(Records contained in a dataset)
......

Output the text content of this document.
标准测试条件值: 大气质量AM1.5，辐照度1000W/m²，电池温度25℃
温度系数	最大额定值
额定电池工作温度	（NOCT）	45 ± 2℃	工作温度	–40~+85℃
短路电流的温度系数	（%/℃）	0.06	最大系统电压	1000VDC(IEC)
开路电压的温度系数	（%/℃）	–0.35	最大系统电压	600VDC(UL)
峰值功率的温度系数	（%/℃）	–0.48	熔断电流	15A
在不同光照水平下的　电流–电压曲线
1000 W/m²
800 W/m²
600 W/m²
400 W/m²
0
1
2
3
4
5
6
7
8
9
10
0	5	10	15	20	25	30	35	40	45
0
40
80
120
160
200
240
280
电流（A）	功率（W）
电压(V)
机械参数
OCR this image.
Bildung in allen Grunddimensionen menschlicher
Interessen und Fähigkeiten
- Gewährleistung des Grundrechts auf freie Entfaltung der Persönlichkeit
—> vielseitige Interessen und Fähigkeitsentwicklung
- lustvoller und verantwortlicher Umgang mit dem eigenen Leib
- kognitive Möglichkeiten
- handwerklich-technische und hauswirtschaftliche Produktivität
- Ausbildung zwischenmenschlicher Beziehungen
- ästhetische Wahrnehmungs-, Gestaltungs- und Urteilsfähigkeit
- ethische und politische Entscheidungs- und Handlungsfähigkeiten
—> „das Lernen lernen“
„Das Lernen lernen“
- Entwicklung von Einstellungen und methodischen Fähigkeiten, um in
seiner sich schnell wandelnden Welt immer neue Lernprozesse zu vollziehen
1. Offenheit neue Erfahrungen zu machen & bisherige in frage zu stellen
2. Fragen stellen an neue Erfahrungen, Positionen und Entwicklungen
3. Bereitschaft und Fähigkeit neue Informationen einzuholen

......

## Stated task
Select every line where the word "Erfahrungen" occurs.

## Solved problem
1. Offenheit neue Erfahrungen zu machen & bisherige in frage zu stellen
2. Fragen stellen an neue Erfahrungen, Positionen und Entwicklungen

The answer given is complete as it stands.